** Complete the following **
[1] Reproduce word for word everything in the SQL subqueries text below, from "Additionally, ensure that" down to "as ORDER BY.".
[2] Answer these questions using the SQL subqueries text below.
(a) Which test database is used in the stock example?
(b) Which clause does the text say a subquery can use instead of ORDER BY?
(c) Into how many groups are subqueries categorized?

== Excerpt to read ==

SQL subqueries are a common element in SQL queries. They allow
for performing complex queries and dynamic filtering and
calculations based on the results of other queries, enabling
more efficient and targeted data retrieval from the database.
Nonetheless, like any technique, it is critical to know how to
apply it correctly. This material will explore SQL subqueries
— their classifications, scope, and the most effective SQL
strategies.
Understand SQL subqueries
In SQL, a subquery refers to a query nested within another
query, such as a
SELECT,
UPDATE,
INSERT, or
DELETE
statement. This subquery functions as a condition in the primary
query, supplying it with a selected data subset based on
specific criteria. In essence, subqueries break down a
sophisticated, sizeable query into distinct logical components
executed sequentially. This approach is beneficial as it
enhances the readability and maintainability of the code.
Typically, subqueries are not confined to a single strict syntax
scheme — they encompass diverse parameters. For the SELECT
statement, which is the most common usage scenario, the syntax
typically appears as follows:
SELECT
column_name
FROM table_name
WHERE column_name
OPERATOR
(SELECT column_name [, column_name]
FROM table1 [, table2]
[WHERE]);
Note that the subquery needs to be enclosed in parentheses.
Additionally, ensure that you specify only one column in the
SELECT clause. If you wish to apply optional parameters to sort
the results, be mindful not to use ORDER BY within the subquery,
as it is only permissible in the main query. Instead, the
subquery can employ GROUP BY for achieving the same sorting
objective as ORDER BY.
Consider the following example that examines all products
available in stock with a quantity exceeding 145 items (the test
database AdventureWorks2022 is used).
SELECT
*
FROM Production.Product
WHERE productid IN (SELECT
productid
FROM Production.Product
WHERE SafetyStockLevel > 145);
Subqueries are frequently utilized in conjunction with the
IN (or NOT IN) operators within the WHERE clauses. The WHERE
clause enables SQL specialists to accurately filter the results
and obtain more precise output from the main query. By applying
the WHERE condition, the system can compare the column in the
main table with the results of the subquery.
The IN operator enables us to specify multiple values in the
WHERE clause and determine how the expression matches the output
value(s). The use of IN/NOT IN operators eliminates the
necessity for multiple OR conditions in the query.
SELECT
[Name]
FROM Production.Product
WHERE ProductSubcategoryID IN (SELECT
ProductSubcategoryID
FROM Production.ProductSubcategory
WHERE [Name] = 'Gloves');
In the above example, the subquery outputs the ID of the
subcategory matching the name 'Gloves' and then passes it to the
main query that finds the product names matching the
subcategory's ID. The output is the list of all 'gloves' items
available in the database.
Types of SQL subqueries
Subqueries are categorized into three groups based on their
syntax specificity and query purpose:
Scalar subqueries
Multi-row subqueries
Correlated subqueries
Let us explore them all.

===
== Material shown ==

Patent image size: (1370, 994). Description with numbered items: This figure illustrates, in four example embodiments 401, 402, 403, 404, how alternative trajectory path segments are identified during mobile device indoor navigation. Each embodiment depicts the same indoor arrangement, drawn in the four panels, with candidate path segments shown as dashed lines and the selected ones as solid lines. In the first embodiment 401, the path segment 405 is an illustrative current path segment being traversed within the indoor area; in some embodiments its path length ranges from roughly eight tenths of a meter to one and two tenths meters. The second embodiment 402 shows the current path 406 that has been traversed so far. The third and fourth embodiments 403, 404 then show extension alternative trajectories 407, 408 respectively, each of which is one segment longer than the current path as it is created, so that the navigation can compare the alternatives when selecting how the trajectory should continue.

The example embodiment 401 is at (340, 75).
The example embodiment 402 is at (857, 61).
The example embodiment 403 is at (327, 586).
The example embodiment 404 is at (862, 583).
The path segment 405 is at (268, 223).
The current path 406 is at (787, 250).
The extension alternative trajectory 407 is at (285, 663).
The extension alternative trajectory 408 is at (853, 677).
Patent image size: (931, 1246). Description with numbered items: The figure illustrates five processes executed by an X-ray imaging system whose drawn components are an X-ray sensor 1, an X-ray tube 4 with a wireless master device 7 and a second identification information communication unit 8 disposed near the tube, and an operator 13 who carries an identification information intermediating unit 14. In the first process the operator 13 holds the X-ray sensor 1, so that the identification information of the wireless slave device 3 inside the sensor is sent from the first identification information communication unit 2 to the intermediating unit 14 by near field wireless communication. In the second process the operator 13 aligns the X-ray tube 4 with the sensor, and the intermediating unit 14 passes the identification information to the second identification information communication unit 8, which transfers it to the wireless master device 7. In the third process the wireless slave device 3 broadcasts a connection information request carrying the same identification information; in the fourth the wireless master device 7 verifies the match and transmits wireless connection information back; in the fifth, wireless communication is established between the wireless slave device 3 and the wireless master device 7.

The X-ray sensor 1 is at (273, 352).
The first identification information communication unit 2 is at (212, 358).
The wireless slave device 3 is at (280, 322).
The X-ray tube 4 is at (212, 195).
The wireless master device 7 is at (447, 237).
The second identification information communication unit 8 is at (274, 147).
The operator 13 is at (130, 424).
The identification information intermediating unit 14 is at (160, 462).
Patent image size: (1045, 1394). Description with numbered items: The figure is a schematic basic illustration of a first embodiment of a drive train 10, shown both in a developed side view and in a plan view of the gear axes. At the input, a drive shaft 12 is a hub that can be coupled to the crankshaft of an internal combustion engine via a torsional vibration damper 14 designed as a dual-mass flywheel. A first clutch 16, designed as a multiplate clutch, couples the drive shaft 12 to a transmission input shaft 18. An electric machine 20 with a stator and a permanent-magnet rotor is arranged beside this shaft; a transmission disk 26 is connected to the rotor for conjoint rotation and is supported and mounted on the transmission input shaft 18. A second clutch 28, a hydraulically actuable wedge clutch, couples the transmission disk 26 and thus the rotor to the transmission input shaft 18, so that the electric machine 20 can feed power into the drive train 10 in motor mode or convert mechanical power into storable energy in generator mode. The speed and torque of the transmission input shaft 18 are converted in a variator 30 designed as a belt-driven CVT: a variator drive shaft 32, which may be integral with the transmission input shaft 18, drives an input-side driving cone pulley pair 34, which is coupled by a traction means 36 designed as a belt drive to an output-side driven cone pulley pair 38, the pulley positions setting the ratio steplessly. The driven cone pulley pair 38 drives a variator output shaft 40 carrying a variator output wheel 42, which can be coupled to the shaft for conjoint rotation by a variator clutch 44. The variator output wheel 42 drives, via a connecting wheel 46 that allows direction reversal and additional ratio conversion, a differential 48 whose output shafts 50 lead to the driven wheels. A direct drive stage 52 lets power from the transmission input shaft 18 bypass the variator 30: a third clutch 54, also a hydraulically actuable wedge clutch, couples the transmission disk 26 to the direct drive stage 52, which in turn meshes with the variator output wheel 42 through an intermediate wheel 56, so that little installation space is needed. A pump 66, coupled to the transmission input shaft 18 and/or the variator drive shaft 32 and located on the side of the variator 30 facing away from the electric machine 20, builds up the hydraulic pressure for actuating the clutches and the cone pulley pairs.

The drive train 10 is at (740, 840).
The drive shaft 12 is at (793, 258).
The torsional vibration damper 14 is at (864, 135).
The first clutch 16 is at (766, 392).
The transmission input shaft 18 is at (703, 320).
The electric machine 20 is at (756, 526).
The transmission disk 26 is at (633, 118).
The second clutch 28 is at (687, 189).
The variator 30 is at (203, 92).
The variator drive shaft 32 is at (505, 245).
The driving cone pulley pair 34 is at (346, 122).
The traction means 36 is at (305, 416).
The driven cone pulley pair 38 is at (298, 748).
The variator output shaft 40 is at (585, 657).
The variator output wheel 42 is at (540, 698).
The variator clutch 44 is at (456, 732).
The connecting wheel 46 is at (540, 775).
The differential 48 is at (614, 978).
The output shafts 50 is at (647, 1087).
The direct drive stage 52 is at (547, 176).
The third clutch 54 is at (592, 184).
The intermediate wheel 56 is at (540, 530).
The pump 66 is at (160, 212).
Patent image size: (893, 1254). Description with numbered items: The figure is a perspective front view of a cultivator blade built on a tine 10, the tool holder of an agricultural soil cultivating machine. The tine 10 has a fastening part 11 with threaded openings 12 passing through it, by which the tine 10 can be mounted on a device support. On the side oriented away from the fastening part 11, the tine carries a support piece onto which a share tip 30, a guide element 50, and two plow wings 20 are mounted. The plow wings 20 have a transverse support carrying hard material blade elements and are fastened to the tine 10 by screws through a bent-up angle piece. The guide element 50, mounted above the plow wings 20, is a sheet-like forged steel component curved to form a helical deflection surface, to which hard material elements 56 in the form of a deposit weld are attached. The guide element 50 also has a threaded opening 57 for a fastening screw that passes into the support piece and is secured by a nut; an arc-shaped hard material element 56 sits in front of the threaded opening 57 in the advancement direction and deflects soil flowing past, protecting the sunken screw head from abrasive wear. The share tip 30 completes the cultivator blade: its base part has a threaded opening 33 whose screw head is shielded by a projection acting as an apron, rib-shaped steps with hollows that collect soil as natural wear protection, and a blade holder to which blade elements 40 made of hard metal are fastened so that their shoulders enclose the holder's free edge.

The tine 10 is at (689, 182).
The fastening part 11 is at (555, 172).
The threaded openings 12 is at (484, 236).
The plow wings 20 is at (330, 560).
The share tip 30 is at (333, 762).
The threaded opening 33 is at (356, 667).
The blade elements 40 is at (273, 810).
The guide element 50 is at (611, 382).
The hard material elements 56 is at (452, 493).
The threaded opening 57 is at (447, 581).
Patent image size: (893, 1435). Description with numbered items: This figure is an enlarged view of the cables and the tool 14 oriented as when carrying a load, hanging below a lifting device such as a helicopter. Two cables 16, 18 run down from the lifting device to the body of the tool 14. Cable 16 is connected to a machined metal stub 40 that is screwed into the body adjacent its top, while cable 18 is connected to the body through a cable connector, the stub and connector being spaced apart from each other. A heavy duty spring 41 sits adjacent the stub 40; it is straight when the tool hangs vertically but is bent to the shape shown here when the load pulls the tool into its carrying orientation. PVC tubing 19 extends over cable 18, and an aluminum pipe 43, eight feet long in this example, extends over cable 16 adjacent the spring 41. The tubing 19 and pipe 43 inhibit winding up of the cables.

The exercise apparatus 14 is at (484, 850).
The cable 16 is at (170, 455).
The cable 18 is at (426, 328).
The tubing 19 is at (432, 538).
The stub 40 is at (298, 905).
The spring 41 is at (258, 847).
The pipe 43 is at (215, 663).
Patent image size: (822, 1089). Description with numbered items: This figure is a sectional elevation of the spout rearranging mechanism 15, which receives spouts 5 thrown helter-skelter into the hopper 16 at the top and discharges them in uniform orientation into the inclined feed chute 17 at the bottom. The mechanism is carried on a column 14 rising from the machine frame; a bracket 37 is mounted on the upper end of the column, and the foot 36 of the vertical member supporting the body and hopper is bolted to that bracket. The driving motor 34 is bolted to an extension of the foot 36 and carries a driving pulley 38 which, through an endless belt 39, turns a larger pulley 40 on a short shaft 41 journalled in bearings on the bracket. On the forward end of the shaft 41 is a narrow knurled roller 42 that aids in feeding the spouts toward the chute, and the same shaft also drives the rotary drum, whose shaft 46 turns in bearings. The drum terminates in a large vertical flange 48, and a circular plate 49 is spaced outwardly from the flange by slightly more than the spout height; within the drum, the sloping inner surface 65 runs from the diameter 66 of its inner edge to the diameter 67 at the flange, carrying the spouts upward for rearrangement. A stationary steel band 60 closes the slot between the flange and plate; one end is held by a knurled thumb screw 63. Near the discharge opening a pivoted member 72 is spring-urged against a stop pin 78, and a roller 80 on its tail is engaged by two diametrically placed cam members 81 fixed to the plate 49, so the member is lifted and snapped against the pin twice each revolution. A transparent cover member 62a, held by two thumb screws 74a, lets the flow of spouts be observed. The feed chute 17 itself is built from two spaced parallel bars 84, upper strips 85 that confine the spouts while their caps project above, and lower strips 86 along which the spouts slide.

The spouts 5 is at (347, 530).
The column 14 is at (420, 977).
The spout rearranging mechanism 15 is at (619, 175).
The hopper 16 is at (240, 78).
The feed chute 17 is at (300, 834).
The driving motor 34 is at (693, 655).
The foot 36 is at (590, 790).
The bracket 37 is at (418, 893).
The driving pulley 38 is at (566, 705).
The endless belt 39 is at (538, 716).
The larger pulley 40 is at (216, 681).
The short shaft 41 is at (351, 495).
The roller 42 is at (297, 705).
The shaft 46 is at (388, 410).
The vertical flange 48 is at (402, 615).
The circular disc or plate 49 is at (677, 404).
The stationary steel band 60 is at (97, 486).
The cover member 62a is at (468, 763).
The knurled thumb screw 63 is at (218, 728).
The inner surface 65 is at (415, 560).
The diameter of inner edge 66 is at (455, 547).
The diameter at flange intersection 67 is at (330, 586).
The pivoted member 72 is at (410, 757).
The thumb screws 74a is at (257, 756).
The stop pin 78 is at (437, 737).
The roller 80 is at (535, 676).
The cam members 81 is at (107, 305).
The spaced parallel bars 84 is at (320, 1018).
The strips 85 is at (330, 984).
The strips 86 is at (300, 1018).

===

** Task-by-task solutions **
[1]
Additionally, ensure that you specify only one column in the
SELECT clause. If you wish to apply optional parameters to sort
the results, be mindful not to use ORDER BY within the subquery,
as it is only permissible in the main query. Instead, the
subquery can employ GROUP BY for achieving the same sorting
objective as ORDER BY.

[2]
(a) AdventureWorks2022
(b) GROUP BY
(c) Three